Written task - Exactly reproduce each record listed below.

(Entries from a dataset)
=-=-=-=-=

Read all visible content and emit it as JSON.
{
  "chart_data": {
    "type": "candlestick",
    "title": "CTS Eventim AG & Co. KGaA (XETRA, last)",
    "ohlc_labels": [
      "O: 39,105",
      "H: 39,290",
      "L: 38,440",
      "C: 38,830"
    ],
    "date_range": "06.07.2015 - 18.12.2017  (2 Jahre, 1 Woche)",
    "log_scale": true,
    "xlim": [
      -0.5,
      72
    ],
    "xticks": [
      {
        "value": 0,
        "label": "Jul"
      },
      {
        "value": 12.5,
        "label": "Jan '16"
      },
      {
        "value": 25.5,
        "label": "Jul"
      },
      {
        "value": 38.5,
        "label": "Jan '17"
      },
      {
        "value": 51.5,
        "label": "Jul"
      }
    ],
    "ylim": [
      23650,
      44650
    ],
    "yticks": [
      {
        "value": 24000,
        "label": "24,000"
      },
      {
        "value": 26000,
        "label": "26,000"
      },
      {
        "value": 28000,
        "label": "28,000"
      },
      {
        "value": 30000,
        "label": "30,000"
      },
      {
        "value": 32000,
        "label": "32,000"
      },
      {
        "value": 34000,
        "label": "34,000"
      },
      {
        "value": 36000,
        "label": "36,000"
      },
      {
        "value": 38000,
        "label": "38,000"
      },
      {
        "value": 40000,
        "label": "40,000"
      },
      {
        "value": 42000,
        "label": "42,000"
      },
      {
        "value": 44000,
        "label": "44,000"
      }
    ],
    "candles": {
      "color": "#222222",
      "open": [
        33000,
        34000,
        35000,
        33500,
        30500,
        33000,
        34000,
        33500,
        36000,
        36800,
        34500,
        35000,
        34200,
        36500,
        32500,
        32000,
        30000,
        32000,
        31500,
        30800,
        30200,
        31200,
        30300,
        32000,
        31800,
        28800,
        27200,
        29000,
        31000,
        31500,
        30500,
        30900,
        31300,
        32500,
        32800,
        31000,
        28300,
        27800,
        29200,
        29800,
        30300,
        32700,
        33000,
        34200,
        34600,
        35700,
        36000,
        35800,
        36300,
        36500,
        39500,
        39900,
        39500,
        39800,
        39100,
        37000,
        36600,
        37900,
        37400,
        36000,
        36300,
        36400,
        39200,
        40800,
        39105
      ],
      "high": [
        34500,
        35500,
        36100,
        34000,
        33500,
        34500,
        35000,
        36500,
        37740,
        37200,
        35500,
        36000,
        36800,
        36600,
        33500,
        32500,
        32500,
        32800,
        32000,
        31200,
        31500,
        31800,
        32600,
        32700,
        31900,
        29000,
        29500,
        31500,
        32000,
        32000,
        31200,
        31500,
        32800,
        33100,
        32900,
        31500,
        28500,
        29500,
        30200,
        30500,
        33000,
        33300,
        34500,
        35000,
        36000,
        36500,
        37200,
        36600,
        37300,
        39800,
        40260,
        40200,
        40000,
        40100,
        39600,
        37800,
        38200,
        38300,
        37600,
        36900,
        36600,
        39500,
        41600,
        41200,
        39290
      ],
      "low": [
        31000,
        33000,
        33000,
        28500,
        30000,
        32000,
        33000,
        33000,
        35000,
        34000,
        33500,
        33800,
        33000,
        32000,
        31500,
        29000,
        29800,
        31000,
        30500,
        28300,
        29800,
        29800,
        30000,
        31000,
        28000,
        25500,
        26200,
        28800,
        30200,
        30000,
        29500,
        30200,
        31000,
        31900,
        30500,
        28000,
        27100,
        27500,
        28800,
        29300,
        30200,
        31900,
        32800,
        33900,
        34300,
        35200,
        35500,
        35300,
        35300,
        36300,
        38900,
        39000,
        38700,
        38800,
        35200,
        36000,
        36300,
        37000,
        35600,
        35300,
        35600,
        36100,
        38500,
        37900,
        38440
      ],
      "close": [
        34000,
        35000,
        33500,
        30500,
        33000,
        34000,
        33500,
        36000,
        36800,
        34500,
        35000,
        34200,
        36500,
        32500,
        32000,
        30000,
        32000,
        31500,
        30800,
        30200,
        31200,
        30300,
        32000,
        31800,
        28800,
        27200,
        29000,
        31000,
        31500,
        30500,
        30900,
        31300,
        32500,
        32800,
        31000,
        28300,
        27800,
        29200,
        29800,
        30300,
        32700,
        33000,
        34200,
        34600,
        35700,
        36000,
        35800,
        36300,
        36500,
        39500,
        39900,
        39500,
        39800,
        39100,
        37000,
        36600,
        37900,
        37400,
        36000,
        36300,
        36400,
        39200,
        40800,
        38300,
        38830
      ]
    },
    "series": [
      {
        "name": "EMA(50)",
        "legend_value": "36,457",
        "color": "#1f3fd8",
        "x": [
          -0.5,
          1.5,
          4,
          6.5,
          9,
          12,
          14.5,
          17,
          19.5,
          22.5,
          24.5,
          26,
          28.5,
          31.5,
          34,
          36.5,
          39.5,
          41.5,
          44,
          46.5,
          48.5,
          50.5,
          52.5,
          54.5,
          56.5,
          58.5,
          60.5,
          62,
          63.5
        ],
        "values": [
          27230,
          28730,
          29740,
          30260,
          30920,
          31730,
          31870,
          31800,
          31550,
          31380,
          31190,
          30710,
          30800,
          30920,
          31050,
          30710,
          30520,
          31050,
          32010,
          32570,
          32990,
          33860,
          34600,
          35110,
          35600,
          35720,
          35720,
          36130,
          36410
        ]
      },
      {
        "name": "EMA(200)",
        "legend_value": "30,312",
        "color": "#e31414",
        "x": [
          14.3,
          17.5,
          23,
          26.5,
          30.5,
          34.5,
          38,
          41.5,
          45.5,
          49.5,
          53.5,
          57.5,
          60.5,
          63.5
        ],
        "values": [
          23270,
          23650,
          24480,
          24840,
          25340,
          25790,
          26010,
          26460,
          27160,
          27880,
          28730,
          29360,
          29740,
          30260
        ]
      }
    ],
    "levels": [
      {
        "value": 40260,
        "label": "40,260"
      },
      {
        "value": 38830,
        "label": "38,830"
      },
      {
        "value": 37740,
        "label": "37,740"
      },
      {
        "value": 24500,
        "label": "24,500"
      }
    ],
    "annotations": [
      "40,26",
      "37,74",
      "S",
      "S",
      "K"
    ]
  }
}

=-=-=-=-=

Complete response -
Read all visible content and emit it as JSON.
{
  "chart_data": {
    "type": "candlestick",
    "title": "CTS Eventim AG & Co. KGaA (XETRA, last)",
    "ohlc_labels": [
      "O: 39,105",
      "H: 39,290",
      "L: 38,440",
      "C: 38,830"
    ],
    "date_range": "06.07.2015 - 18.12.2017  (2 Jahre, 1 Woche)",
    "log_scale": true,
    "xlim": [
      -0.5,
      72
    ],
    "xticks": [
      {
        "value": 0,
        "label": "Jul"
      },
      {
        "value": 12.5,
        "label": "Jan '16"
      },
      {
        "value": 25.5,
        "label": "Jul"
      },
      {
        "value": 38.5,
        "label": "Jan '17"
      },
      {
        "value": 51.5,
        "label": "Jul"
      }
    ],
    "ylim": [
      23650,
      44650
    ],
    "yticks": [
      {
        "value": 24000,
        "label": "24,000"
      },
      {
        "value": 26000,
        "label": "26,000"
      },
      {
        "value": 28000,
        "label": "28,000"
      },
      {
        "value": 30000,
        "label": "30,000"
      },
      {
        "value": 32000,
        "label": "32,000"
      },
      {
        "value": 34000,
        "label": "34,000"
      },
      {
        "value": 36000,
        "label": "36,000"
      },
      {
        "value": 38000,
        "label": "38,000"
      },
      {
        "value": 40000,
        "label": "40,000"
      },
      {
        "value": 42000,
        "label": "42,000"
      },
      {
        "value": 44000,
        "label": "44,000"
      }
    ],
    "candles": {
      "color": "#222222",
      "open": [
        33000,
        34000,
        35000,
        33500,
        30500,
        33000,
        34000,
        33500,
        36000,
        36800,
        34500,
        35000,
        34200,
        36500,
        32500,
        32000,
        30000,
        32000,
        31500,
        30800,
        30200,
        31200,
        30300,
        32000,
        31800,
        28800,
        27200,
        29000,
        31000,
        31500,
        30500,
        30900,
        31300,
        32500,
        32800,
        31000,
        28300,
        27800,
        29200,
        29800,
        30300,
        32700,
        33000,
        34200,
        34600,
        35700,
        36000,
        35800,
        36300,
        36500,
        39500,
        39900,
        39500,
        39800,
        39100,
        37000,
        36600,
        37900,
        37400,
        36000,
        36300,
        36400,
        39200,
        40800,
        39105
      ],
      "high": [
        34500,
        35500,
        36100,
        34000,
        33500,
        34500,
        35000,
        36500,
        37740,
        37200,
        35500,
        36000,
        36800,
        36600,
        33500,
        32500,
        32500,
        32800,
        32000,
        31200,
        31500,
        31800,
        32600,
        32700,
        31900,
        29000,
        29500,
        31500,
        32000,
        32000,
        31200,
        31500,
        32800,
        33100,
        32900,
        31500,
        28500,
        29500,
        30200,
        30500,
        33000,
        33300,
        34500,
        35000,
        36000,
        36500,
        37200,
        36600,
        37300,
        39800,
        40260,
        40200,
        40000,
        40100,
        39600,
        37800,
        38200,
        38300,
        37600,
        36900,
        36600,
        39500,
        41600,
        41200,
        39290
      ],
      "low": [
        31000,
        33000,
        33000,
        28500,
        30000,
        32000,
        33000,
        33000,
        35000,
        34000,
        33500,
        33800,
        33000,
        32000,
        31500,
        29000,
        29800,
        31000,
        30500,
        28300,
        29800,
        29800,
        30000,
        31000,
        28000,
        25500,
        26200,
        28800,
        30200,
        30000,
        29500,
        30200,
        31000,
        31900,
        30500,
        28000,
        27100,
        27500,
        28800,
        29300,
        30200,
        31900,
        32800,
        33900,
        34300,
        35200,
        35500,
        35300,
        35300,
        36300,
        38900,
        39000,
        38700,
        38800,
        35200,
        36000,
        36300,
        37000,
        35600,
        35300,
        35600,
        36100,
        38500,
        37900,
        38440
      ],
      "close": [
        34000,
        35000,
        33500,
        30500,
        33000,
        34000,
        33500,
        36000,
        36800,
        34500,
        35000,
        34200,
        36500,
        32500,
        32000,
        30000,
        32000,
        31500,
        30800,
        30200,
        31200,
        30300,
        32000,
        31800,
        28800,
        27200,
        29000,
        31000,
        31500,
        30500,
        30900,
        31300,
        32500,
        32800,
        31000,
        28300,
        27800,
        29200,
        29800,
        30300,
        32700,
        33000,
        34200,
        34600,
        35700,
        36000,
        35800,
        36300,
        36500,
        39500,
        39900,
        39500,
        39800,
        39100,
        37000,
        36600,
        37900,
        37400,
        36000,
        36300,
        36400,
        39200,
        40800,
        38300,
        38830
      ]
    },
    "series": [
      {
        "name": "EMA(50)",
        "legend_value": "36,457",
        "color": "#1f3fd8",
        "x": [
          -0.5,
          1.5,
          4,
          6.5,
          9,
          12,
          14.5,
          17,
          19.5,
          22.5,
          24.5,
          26,
          28.5,
          31.5,
          34,
          36.5,
          39.5,
          41.5,
          44,
          46.5,
          48.5,
          50.5,
          52.5,
          54.5,
          56.5,
          58.5,
          60.5,
          62,
          63.5
        ],
        "values": [
          27230,
          28730,
          29740,
          30260,
          30920,
          31730,
          31870,
          31800,
          31550,
          31380,
          31190,
          30710,
          30800,
          30920,
          31050,
          30710,
          30520,
          31050,
          32010,
          32570,
          32990,
          33860,
          34600,
          35110,
          35600,
          35720,
          35720,
          36130,
          36410
        ]
      },
      {
        "name": "EMA(200)",
        "legend_value": "30,312",
        "color": "#e31414",
        "x": [
          14.3,
          17.5,
          23,
          26.5,
          30.5,
          34.5,
          38,
          41.5,
          45.5,
          49.5,
          53.5,
          57.5,
          60.5,
          63.5
        ],
        "values": [
          23270,
          23650,
          24480,
          24840,
          25340,
          25790,
          26010,
          26460,
          27160,
          27880,
          28730,
          29360,
          29740,
          30260
        ]
      }
    ],
    "levels": [
      {
        "value": 40260,
        "label": "40,260"
      },
      {
        "value": 38830,
        "label": "38,830"
      },
      {
        "value": 37740,
        "label": "37,740"
      },
      {
        "value": 24500,
        "label": "24,500"
      }
    ],
    "annotations": [
      "40,26",
      "37,74",
      "S",
      "S",
      "K"
    ]
  }
}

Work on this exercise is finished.